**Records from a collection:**

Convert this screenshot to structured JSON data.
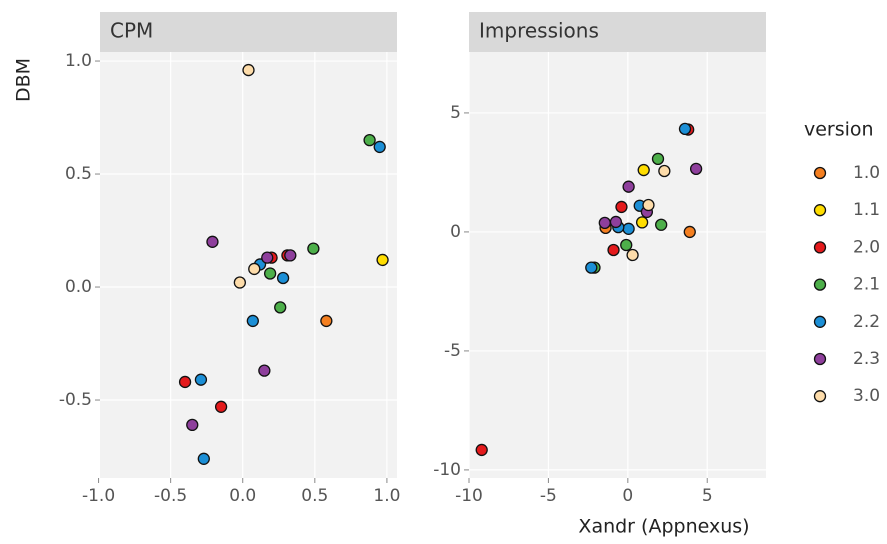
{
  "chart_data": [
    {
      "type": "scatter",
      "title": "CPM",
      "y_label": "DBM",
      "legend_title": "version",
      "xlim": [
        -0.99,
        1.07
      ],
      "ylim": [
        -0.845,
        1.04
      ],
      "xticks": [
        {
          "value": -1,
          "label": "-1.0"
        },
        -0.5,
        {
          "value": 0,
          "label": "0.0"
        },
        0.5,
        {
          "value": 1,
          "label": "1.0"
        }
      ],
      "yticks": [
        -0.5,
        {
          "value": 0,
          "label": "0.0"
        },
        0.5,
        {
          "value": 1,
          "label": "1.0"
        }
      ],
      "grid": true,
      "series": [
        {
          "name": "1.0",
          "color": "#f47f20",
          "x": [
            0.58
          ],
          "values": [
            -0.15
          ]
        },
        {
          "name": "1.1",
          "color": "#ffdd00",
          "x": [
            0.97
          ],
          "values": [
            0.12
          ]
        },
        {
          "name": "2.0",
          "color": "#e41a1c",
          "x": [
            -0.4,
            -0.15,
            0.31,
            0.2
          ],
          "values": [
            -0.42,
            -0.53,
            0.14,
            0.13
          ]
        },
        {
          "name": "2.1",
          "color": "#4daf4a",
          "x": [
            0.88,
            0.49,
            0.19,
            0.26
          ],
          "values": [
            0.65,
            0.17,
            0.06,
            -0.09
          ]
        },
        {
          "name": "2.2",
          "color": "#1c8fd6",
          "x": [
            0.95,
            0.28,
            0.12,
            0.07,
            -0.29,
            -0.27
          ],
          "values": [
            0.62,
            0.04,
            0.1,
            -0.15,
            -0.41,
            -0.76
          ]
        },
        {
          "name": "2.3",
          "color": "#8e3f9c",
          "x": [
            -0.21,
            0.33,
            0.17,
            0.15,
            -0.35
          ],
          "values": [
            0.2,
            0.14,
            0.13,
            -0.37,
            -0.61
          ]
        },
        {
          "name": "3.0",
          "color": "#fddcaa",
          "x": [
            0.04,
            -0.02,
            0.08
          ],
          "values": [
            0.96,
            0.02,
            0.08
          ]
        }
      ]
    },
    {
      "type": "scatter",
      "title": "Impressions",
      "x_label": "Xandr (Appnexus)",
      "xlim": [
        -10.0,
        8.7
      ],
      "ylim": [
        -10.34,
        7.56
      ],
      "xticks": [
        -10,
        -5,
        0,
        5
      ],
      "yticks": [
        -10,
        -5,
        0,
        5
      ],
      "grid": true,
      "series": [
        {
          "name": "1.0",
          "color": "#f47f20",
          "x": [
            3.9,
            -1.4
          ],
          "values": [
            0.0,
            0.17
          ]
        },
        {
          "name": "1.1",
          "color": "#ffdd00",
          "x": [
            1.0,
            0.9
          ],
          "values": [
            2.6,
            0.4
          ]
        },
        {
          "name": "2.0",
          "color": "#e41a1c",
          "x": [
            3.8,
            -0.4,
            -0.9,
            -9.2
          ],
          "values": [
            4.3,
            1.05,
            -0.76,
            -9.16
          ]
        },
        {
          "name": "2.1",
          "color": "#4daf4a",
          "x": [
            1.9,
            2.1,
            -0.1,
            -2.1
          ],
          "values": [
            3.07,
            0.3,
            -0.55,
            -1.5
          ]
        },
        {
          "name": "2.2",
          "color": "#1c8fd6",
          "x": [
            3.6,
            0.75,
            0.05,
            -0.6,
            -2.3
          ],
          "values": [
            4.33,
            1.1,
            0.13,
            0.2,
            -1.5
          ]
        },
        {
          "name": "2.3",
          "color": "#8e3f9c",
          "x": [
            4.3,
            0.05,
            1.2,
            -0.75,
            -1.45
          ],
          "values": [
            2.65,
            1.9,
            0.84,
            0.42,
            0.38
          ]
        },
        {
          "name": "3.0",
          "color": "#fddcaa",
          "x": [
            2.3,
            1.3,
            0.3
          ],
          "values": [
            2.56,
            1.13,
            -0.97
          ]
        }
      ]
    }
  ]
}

**Goal:**
An exact transcription of all the entries is required, without the pictures.

**Written reply:**
Convert this screenshot to structured JSON data.
{
  "chart_data": [
    {
      "type": "scatter",
      "title": "CPM",
      "y_label": "DBM",
      "legend_title": "version",
      "xlim": [
        -0.99,
        1.07
      ],
      "ylim": [
        -0.845,
        1.04
      ],
      "xticks": [
        {
          "value": -1,
          "label": "-1.0"
        },
        -0.5,
        {
          "value": 0,
          "label": "0.0"
        },
        0.5,
        {
          "value": 1,
          "label": "1.0"
        }
      ],
      "yticks": [
        -0.5,
        {
          "value": 0,
          "label": "0.0"
        },
        0.5,
        {
          "value": 1,
          "label": "1.0"
        }
      ],
      "grid": true,
      "series": [
        {
          "name": "1.0",
          "color": "#f47f20",
          "x": [
            0.58
          ],
          "values": [
            -0.15
          ]
        },
        {
          "name": "1.1",
          "color": "#ffdd00",
          "x": [
            0.97
          ],
          "values": [
            0.12
          ]
        },
        {
          "name": "2.0",
          "color": "#e41a1c",
          "x": [
            -0.4,
            -0.15,
            0.31,
            0.2
          ],
          "values": [
            -0.42,
            -0.53,
            0.14,
            0.13
          ]
        },
        {
          "name": "2.1",
          "color": "#4daf4a",
          "x": [
            0.88,
            0.49,
            0.19,
            0.26
          ],
          "values": [
            0.65,
            0.17,
            0.06,
            -0.09
          ]
        },
        {
          "name": "2.2",
          "color": "#1c8fd6",
          "x": [
            0.95,
            0.28,
            0.12,
            0.07,
            -0.29,
            -0.27
          ],
          "values": [
            0.62,
            0.04,
            0.1,
            -0.15,
            -0.41,
            -0.76
          ]
        },
        {
          "name": "2.3",
          "color": "#8e3f9c",
          "x": [
            -0.21,
            0.33,
            0.17,
            0.15,
            -0.35
          ],
          "values": [
            0.2,
            0.14,
            0.13,
            -0.37,
            -0.61
          ]
        },
        {
          "name": "3.0",
          "color": "#fddcaa",
          "x": [
            0.04,
            -0.02,
            0.08
          ],
          "values": [
            0.96,
            0.02,
            0.08
          ]
        }
      ]
    },
    {
      "type": "scatter",
      "title": "Impressions",
      "x_label": "Xandr (Appnexus)",
      "xlim": [
        -10.0,
        8.7
      ],
      "ylim": [
        -10.34,
        7.56
      ],
      "xticks": [
        -10,
        -5,
        0,
        5
      ],
      "yticks": [
        -10,
        -5,
        0,
        5
      ],
      "grid": true,
      "series": [
        {
          "name": "1.0",
          "color": "#f47f20",
          "x": [
            3.9,
            -1.4
          ],
          "values": [
            0.0,
            0.17
          ]
        },
        {
          "name": "1.1",
          "color": "#ffdd00",
          "x": [
            1.0,
            0.9
          ],
          "values": [
            2.6,
            0.4
          ]
        },
        {
          "name": "2.0",
          "color": "#e41a1c",
          "x": [
            3.8,
            -0.4,
            -0.9,
            -9.2
          ],
          "values": [
            4.3,
            1.05,
            -0.76,
            -9.16
          ]
        },
        {
          "name": "2.1",
          "color": "#4daf4a",
          "x": [
            1.9,
            2.1,
            -0.1,
            -2.1
          ],
          "values": [
            3.07,
            0.3,
            -0.55,
            -1.5
          ]
        },
        {
          "name": "2.2",
          "color": "#1c8fd6",
          "x": [
            3.6,
            0.75,
            0.05,
            -0.6,
            -2.3
          ],
          "values": [
            4.33,
            1.1,
            0.13,
            0.2,
            -1.5
          ]
        },
        {
          "name": "2.3",
          "color": "#8e3f9c",
          "x": [
            4.3,
            0.05,
            1.2,
            -0.75,
            -1.45
          ],
          "values": [
            2.65,
            1.9,
            0.84,
            0.42,
            0.38
          ]
        },
        {
          "name": "3.0",
          "color": "#fddcaa",
          "x": [
            2.3,
            1.3,
            0.3
          ],
          "values": [
            2.56,
            1.13,
            -0.97
          ]
        }
      ]
    }
  ]
}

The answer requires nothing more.